Job:
Read the lines that follow and pick out every one containing the word "Roberts".

Data lines:
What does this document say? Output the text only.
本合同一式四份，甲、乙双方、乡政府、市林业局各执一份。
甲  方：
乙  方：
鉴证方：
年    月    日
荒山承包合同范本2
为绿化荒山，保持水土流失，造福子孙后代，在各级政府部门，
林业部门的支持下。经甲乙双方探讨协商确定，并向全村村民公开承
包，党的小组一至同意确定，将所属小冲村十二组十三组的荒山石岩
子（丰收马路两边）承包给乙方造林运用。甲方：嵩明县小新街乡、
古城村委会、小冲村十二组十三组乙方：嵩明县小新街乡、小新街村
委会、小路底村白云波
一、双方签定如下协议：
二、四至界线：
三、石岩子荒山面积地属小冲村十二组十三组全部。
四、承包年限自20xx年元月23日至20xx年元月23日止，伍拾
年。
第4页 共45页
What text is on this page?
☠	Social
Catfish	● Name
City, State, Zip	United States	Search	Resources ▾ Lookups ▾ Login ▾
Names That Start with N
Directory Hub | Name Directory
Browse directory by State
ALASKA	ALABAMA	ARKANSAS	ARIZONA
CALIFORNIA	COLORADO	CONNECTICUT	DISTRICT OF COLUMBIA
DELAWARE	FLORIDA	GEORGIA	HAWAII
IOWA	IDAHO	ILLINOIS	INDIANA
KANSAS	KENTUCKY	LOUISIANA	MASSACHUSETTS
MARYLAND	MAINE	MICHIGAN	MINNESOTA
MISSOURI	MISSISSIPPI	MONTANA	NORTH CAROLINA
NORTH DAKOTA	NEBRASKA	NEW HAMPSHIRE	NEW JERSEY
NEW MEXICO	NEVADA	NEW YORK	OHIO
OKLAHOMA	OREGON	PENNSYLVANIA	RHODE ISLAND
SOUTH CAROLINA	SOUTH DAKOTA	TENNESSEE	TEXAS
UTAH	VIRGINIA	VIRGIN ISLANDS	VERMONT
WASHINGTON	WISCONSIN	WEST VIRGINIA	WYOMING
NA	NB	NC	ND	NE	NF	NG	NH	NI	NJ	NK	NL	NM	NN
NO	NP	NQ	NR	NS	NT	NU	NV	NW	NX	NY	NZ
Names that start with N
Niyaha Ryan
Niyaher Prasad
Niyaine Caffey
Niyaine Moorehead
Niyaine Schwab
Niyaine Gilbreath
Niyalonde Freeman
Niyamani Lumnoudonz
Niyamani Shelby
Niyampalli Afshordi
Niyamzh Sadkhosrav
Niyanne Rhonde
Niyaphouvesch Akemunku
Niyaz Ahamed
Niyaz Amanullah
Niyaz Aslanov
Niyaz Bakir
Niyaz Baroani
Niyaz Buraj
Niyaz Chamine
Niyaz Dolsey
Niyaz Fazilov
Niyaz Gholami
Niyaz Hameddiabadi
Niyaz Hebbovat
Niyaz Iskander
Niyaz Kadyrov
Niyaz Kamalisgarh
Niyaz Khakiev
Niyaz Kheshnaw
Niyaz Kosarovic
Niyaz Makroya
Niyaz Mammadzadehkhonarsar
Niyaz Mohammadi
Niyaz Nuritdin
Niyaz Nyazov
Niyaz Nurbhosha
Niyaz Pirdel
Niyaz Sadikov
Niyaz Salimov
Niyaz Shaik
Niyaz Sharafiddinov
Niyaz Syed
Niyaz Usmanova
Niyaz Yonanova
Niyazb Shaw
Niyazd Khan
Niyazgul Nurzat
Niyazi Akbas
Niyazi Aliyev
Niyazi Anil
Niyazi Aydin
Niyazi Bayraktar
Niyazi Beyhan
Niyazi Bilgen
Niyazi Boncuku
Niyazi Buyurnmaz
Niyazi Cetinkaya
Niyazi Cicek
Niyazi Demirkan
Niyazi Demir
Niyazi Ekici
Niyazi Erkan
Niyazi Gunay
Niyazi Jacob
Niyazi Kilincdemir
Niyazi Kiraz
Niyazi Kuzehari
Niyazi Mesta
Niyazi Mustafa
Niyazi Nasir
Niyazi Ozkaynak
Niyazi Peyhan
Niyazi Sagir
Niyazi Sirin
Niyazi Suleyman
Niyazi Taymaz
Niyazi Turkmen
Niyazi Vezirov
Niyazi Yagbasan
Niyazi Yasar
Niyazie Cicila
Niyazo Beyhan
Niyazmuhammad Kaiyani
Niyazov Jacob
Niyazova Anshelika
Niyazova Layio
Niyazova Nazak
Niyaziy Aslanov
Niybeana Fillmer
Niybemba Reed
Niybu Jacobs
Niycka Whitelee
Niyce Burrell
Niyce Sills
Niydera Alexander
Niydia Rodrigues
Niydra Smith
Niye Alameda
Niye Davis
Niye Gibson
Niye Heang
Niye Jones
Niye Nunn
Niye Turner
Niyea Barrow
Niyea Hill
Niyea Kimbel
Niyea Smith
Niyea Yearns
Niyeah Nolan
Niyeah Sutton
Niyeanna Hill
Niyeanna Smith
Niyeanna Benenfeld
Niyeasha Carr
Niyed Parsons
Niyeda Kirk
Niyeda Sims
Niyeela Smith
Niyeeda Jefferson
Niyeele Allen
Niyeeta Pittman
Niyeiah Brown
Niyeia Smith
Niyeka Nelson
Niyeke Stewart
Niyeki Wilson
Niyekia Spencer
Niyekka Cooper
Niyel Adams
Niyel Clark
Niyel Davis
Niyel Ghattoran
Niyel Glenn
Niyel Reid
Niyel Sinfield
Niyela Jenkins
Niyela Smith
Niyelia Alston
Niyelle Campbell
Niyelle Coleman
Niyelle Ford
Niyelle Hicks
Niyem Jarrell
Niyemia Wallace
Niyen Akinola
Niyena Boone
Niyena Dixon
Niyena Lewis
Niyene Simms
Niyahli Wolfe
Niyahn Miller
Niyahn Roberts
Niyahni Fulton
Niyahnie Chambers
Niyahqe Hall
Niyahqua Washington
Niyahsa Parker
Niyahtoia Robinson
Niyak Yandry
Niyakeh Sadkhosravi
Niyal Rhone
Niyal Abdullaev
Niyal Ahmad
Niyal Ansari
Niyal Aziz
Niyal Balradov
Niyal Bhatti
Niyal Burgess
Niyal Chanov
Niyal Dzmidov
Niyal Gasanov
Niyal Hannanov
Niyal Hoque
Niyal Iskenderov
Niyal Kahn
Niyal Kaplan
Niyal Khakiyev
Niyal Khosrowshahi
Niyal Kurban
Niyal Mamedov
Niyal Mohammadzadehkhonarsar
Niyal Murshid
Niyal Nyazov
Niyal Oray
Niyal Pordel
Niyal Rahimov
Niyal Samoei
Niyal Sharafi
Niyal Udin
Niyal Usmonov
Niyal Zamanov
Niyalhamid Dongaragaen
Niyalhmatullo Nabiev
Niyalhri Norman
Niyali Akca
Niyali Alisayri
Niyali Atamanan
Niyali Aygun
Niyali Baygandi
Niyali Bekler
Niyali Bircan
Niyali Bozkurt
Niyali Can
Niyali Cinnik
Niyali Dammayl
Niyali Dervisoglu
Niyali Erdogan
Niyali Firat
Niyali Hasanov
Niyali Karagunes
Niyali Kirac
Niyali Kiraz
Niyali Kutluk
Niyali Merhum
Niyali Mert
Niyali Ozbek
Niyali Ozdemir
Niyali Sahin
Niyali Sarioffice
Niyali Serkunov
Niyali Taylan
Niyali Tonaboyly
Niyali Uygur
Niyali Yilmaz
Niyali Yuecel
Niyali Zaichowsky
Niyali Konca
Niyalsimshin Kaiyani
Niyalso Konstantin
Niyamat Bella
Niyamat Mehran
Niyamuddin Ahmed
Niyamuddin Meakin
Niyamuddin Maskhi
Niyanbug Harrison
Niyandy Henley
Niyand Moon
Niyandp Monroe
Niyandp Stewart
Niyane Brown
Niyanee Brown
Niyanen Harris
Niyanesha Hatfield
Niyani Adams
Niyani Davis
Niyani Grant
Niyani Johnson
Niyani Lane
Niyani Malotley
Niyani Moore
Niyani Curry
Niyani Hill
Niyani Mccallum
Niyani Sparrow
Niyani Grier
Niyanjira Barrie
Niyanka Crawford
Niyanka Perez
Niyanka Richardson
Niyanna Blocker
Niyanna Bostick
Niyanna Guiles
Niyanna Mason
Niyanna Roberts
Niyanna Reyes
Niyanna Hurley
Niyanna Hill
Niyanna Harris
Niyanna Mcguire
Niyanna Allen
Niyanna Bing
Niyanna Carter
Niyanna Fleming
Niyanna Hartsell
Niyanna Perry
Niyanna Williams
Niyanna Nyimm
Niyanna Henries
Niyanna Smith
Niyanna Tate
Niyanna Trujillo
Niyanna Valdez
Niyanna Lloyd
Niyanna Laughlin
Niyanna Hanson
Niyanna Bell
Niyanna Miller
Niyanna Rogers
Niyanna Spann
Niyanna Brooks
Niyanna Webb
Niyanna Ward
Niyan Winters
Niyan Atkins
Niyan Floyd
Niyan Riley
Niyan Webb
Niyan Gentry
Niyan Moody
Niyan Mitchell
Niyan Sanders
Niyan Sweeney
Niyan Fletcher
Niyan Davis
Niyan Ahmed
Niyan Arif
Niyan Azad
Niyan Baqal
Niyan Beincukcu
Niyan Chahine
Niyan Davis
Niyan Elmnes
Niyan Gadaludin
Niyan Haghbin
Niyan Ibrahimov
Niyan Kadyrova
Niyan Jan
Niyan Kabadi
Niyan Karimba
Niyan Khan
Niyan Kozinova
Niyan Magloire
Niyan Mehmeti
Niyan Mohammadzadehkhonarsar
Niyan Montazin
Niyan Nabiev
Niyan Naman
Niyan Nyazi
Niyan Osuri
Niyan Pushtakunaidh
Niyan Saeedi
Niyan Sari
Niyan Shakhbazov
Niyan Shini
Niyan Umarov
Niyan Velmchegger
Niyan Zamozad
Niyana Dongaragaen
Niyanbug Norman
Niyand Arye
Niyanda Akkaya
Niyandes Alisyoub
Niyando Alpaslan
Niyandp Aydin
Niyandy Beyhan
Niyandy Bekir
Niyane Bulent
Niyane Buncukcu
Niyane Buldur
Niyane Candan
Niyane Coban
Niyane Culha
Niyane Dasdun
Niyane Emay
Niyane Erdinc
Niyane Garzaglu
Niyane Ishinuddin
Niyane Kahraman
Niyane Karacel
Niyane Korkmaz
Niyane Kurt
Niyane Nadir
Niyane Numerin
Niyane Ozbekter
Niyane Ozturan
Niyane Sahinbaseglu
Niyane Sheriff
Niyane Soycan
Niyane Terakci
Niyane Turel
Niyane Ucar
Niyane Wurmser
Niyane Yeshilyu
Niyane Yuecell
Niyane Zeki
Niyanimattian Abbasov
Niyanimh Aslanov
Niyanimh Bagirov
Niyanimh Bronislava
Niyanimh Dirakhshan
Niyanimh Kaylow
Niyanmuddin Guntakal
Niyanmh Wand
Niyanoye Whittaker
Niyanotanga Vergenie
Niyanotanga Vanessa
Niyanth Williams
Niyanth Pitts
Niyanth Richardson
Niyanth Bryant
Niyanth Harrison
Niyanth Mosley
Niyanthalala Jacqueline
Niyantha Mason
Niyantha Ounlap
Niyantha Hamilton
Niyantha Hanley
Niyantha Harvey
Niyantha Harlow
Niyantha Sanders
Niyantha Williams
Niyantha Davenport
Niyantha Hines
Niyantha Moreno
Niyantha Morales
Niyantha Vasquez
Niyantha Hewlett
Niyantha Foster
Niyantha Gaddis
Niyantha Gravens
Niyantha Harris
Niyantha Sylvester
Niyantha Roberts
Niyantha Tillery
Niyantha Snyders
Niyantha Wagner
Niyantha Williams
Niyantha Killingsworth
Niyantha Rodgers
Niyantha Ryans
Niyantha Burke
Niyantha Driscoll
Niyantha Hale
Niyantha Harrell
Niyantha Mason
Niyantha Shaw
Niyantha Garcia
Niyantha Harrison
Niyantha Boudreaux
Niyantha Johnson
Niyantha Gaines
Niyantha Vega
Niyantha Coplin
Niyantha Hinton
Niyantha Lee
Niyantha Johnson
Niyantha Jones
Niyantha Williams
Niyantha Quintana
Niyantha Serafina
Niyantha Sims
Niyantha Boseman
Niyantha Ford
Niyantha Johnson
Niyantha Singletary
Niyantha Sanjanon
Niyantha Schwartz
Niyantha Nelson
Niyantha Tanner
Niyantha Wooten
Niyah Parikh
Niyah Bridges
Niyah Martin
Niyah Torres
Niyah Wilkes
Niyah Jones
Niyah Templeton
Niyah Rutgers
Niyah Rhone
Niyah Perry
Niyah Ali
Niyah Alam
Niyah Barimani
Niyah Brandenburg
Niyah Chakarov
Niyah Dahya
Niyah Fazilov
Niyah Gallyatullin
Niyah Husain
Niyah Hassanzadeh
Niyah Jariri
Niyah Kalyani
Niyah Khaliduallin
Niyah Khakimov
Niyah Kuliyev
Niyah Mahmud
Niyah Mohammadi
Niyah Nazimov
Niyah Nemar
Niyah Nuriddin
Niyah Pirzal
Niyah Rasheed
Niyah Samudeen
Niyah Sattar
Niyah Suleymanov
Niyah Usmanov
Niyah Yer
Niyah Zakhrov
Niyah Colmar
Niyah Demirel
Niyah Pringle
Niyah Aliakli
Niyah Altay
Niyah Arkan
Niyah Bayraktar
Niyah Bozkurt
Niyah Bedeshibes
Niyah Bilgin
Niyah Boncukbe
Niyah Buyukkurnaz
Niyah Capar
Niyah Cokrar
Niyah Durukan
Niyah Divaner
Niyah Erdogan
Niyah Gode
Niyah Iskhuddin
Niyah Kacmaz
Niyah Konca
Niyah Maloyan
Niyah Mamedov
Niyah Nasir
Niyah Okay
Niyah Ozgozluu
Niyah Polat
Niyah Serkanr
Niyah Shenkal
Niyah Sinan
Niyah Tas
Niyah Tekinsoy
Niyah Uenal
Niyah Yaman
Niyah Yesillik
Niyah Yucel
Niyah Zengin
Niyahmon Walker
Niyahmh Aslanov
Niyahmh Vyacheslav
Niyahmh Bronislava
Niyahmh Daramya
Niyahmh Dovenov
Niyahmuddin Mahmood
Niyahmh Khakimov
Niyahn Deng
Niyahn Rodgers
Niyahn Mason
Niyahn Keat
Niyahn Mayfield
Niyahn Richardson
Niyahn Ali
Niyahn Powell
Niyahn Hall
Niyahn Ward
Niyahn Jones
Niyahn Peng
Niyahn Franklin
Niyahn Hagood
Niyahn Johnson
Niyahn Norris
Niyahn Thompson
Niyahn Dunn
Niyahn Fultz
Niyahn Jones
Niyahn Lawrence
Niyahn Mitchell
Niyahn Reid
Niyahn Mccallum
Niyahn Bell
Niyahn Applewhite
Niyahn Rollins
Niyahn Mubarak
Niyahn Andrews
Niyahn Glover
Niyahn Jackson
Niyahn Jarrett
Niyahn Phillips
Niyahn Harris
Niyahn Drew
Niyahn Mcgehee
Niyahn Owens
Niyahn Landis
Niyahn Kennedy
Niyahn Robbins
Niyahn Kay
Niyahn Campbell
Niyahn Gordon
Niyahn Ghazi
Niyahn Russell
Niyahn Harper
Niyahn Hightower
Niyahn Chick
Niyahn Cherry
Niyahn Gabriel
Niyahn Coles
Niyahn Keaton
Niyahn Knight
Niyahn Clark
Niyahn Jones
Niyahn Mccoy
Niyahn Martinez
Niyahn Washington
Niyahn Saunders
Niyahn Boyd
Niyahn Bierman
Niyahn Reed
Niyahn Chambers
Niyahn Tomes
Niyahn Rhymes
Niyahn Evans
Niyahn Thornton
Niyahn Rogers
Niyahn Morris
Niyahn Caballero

Written solution:
Niyahn Roberts
Niyanna Roberts
Niyantha Roberts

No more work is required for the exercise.